• [Exercise task]
Identify each line holding the string "against" and copy it.

• [Entries]
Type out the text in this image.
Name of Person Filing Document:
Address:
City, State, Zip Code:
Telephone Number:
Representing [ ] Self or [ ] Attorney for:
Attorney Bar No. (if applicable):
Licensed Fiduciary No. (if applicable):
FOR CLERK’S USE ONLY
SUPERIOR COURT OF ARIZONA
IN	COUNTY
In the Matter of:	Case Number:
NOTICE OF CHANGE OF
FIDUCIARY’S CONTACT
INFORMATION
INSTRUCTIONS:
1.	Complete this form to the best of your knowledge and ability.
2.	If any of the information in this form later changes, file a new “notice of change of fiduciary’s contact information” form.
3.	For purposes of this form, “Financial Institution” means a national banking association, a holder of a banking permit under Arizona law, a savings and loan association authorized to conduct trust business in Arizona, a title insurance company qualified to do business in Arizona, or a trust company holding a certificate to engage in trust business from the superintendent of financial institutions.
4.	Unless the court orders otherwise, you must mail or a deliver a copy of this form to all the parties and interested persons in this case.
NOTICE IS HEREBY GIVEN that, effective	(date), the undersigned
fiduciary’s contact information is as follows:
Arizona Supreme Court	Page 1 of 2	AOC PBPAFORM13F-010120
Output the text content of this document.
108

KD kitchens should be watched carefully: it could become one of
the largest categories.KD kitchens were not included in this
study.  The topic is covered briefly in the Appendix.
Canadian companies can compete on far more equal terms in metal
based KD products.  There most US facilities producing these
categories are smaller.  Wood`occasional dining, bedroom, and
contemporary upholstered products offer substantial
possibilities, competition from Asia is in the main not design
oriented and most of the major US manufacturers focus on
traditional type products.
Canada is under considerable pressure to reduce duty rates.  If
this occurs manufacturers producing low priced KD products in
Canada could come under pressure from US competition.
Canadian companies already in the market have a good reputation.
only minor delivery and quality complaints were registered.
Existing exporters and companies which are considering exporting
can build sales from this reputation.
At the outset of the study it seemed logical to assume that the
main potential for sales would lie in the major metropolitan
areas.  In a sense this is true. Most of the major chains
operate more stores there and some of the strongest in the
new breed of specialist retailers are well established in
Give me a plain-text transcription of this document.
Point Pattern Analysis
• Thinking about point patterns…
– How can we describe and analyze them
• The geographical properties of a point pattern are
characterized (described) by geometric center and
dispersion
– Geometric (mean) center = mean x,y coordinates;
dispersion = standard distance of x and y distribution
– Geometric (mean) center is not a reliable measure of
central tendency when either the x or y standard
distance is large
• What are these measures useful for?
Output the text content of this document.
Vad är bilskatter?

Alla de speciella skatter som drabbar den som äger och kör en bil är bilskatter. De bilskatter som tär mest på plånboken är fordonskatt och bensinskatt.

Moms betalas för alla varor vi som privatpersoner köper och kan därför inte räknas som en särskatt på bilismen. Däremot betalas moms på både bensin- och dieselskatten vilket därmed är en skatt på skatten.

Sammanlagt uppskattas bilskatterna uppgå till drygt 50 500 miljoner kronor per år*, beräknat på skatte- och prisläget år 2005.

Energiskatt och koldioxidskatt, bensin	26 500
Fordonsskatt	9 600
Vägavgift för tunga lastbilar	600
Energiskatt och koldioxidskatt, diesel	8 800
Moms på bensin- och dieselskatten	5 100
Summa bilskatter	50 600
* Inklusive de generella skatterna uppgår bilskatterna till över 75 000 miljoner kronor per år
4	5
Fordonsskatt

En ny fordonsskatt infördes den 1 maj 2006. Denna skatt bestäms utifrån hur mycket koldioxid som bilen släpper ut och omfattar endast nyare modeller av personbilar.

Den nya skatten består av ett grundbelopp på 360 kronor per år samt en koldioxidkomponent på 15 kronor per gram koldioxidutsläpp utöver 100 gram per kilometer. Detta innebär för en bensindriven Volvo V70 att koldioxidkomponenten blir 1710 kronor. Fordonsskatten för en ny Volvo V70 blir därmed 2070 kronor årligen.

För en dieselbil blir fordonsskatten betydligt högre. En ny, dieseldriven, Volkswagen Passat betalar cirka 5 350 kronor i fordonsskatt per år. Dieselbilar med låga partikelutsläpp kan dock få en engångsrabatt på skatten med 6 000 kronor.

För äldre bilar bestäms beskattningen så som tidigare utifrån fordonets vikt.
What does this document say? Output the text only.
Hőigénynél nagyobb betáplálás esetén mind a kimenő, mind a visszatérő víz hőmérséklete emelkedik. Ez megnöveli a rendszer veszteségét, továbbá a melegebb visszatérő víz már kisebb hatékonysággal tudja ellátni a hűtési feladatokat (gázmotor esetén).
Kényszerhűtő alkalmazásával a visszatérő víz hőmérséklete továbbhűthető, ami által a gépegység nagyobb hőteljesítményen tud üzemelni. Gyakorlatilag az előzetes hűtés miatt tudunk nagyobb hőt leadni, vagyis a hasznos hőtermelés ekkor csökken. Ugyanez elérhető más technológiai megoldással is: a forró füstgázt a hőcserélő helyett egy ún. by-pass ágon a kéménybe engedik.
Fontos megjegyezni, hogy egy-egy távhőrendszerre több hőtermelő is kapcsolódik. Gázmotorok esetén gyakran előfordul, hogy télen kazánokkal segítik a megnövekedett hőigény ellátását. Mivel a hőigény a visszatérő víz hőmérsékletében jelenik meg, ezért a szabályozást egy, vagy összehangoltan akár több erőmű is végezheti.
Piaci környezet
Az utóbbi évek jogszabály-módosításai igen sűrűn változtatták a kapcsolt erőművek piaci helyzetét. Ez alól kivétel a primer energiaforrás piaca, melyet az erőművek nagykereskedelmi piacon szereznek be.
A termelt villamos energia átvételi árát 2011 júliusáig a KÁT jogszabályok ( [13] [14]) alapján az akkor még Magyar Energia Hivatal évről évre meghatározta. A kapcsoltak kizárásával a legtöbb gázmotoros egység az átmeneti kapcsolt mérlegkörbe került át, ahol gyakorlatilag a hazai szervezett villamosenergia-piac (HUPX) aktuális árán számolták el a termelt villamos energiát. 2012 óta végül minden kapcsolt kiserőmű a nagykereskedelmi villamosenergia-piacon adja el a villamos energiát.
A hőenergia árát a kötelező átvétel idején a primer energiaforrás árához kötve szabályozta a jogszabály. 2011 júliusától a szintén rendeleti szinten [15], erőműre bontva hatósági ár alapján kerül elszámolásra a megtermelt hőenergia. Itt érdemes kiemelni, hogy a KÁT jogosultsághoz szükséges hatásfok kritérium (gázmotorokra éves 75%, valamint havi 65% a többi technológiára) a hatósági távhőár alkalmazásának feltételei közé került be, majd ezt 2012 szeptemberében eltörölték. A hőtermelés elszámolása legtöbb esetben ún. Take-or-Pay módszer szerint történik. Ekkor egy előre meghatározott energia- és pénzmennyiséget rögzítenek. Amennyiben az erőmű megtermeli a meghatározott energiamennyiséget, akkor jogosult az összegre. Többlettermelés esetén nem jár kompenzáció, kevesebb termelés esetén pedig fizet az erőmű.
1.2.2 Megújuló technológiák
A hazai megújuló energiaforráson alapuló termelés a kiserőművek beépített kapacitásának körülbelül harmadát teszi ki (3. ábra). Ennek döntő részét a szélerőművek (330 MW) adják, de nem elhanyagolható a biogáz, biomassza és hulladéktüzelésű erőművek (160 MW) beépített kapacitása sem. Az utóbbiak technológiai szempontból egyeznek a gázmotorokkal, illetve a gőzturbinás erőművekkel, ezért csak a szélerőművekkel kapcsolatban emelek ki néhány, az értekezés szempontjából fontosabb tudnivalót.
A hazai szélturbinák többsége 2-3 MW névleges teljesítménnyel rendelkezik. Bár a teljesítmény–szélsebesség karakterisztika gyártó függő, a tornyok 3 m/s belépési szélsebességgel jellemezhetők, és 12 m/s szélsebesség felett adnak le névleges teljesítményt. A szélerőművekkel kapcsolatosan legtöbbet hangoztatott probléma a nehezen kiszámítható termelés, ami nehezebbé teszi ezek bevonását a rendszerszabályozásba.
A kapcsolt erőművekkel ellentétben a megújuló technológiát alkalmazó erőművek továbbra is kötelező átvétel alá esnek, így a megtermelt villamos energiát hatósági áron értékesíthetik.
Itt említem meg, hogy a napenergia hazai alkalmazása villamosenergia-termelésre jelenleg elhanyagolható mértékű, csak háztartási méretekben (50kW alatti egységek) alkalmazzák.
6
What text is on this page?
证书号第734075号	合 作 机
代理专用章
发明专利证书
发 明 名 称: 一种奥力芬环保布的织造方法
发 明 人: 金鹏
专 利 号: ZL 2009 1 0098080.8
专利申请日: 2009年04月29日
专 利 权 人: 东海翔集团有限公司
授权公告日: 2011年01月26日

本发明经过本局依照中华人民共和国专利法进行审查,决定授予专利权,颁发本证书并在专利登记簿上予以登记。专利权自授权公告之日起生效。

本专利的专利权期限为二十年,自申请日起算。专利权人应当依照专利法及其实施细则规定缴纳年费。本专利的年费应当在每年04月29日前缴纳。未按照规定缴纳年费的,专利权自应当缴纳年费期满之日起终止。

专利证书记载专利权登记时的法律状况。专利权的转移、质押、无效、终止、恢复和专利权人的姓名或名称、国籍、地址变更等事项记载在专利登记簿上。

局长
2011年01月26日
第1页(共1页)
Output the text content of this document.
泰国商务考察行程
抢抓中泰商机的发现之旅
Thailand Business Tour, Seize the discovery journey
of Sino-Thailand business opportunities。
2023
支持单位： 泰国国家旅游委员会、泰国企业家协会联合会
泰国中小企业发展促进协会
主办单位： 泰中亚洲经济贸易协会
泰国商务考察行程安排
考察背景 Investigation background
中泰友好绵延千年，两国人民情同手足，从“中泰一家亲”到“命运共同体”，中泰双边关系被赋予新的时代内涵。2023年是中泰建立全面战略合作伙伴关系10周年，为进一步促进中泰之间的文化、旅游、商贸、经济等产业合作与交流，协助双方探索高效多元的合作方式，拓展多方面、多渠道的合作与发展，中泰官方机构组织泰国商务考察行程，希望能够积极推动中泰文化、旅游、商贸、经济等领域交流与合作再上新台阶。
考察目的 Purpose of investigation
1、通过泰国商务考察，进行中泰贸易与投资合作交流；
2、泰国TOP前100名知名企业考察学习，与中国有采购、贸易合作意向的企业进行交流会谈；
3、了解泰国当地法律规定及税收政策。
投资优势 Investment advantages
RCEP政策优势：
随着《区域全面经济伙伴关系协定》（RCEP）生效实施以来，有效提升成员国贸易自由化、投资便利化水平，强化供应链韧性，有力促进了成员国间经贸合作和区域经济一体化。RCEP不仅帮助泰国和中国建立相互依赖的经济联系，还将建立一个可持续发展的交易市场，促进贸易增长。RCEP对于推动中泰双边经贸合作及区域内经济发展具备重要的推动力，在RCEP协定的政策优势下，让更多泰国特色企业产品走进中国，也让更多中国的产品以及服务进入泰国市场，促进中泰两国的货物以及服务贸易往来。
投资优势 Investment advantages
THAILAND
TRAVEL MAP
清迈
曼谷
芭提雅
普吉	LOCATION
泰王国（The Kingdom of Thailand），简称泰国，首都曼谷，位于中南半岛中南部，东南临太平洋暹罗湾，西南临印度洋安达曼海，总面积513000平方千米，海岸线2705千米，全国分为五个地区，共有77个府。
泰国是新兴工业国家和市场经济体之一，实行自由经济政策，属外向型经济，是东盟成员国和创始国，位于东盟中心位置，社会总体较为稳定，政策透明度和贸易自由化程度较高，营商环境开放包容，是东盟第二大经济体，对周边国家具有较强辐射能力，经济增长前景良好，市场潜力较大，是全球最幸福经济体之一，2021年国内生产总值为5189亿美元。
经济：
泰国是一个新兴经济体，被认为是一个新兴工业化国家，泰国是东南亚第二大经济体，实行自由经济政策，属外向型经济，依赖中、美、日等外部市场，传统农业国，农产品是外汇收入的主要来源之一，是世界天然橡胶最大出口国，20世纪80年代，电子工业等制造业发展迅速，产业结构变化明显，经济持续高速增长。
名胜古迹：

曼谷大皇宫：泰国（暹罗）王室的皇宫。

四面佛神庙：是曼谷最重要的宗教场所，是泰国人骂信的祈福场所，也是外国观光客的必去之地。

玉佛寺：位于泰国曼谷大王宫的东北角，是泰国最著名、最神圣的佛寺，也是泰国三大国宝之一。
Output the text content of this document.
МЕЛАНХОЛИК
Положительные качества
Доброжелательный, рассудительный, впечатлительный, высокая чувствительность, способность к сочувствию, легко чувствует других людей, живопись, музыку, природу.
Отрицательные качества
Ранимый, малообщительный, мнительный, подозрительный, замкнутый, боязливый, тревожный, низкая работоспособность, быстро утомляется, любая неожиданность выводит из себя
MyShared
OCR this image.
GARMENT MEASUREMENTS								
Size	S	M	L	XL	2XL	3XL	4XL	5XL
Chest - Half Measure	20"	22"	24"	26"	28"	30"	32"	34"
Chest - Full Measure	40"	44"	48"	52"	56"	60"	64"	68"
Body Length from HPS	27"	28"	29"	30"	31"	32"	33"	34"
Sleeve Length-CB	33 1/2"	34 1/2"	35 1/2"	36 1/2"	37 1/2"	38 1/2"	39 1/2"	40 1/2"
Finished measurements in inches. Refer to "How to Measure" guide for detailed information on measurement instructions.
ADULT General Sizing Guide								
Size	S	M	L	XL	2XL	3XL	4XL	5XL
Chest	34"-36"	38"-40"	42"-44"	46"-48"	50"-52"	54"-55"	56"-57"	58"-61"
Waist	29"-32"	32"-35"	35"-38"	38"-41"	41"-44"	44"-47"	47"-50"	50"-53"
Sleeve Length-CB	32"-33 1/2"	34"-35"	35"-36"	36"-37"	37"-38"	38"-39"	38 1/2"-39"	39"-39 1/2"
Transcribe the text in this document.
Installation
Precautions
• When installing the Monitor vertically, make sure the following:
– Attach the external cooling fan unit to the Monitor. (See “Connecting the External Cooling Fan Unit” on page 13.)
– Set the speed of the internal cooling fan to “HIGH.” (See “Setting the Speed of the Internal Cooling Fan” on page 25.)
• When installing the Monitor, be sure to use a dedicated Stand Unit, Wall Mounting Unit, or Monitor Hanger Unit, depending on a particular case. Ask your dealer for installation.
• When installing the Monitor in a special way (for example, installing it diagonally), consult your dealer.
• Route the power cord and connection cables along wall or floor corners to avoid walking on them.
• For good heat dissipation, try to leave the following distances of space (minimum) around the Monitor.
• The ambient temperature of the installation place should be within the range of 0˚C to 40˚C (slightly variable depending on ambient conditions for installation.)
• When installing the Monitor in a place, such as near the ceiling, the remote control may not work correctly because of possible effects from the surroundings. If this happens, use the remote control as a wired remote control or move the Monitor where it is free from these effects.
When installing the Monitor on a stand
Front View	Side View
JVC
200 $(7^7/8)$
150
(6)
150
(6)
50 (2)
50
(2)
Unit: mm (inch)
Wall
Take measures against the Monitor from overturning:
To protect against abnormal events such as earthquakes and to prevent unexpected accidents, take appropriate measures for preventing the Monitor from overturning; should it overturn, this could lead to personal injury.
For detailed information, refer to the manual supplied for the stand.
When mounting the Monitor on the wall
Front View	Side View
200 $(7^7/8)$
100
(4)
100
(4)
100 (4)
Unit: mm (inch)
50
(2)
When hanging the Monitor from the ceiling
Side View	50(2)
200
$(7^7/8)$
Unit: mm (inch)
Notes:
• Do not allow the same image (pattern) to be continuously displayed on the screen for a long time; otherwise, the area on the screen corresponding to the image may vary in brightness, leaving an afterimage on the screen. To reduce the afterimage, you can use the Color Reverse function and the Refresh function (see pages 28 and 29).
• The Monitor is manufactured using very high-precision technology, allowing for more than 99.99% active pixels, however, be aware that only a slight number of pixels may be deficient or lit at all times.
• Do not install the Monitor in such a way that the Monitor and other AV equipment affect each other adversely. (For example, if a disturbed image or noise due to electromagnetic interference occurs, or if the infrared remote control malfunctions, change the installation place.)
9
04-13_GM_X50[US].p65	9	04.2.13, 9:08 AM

• [Complete answer]
Take measures against the Monitor from overturning:
To protect against abnormal events such as earthquakes and to prevent unexpected accidents, take appropriate measures for preventing the Monitor from overturning; should it overturn, this could lead to personal injury.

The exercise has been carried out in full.